→ **Set problem**:
Omit every picture, then give all the entries again exactly.

Entries from a dataset:
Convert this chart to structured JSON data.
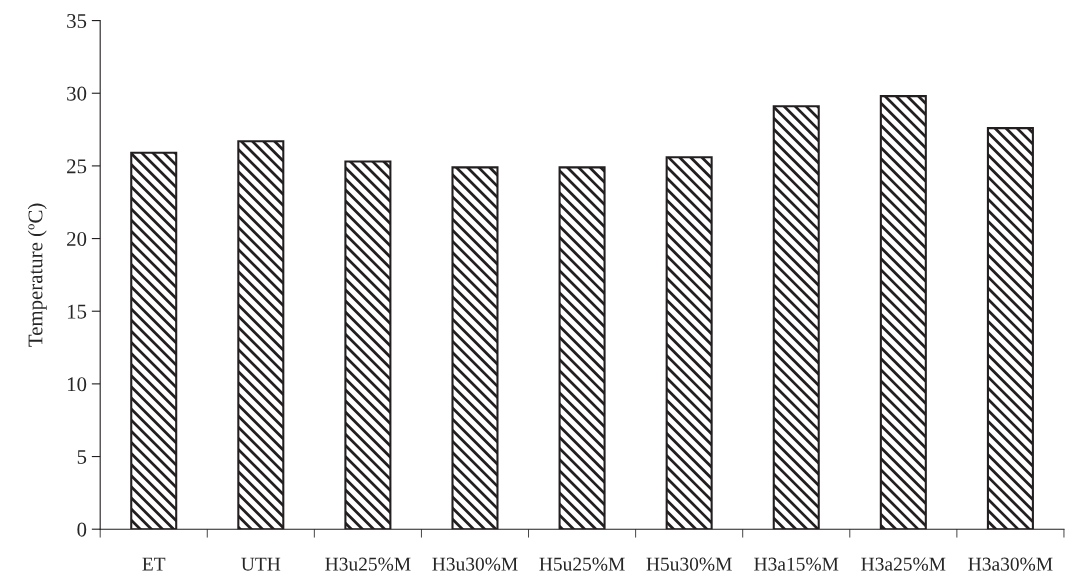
{
  "chart_data": {
    "type": "bar",
    "ylabel": "Temperature (ºC)",
    "categories": [
      "ET",
      "UTH",
      "H3u25%M",
      "H3u30%M",
      "H5u25%M",
      "H5u30%M",
      "H3a15%M",
      "H3a25%M",
      "H3a30%M"
    ],
    "values": [
      25.9,
      26.7,
      25.3,
      24.9,
      24.9,
      25.6,
      29.1,
      29.8,
      27.6
    ],
    "color": "#231f20",
    "ylim": [
      0,
      35
    ],
    "yticks": [
      0,
      5,
      10,
      15,
      20,
      25,
      30,
      35
    ],
    "grid": false
  }
}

→ **Task answer**:
Convert this chart to structured JSON data.
{
  "chart_data": {
    "type": "bar",
    "ylabel": "Temperature (ºC)",
    "categories": [
      "ET",
      "UTH",
      "H3u25%M",
      "H3u30%M",
      "H5u25%M",
      "H5u30%M",
      "H3a15%M",
      "H3a25%M",
      "H3a30%M"
    ],
    "values": [
      25.9,
      26.7,
      25.3,
      24.9,
      24.9,
      25.6,
      29.1,
      29.8,
      27.6
    ],
    "color": "#231f20",
    "ylim": [
      0,
      35
    ],
    "yticks": [
      0,
      5,
      10,
      15,
      20,
      25,
      30,
      35
    ],
    "grid": false
  }
}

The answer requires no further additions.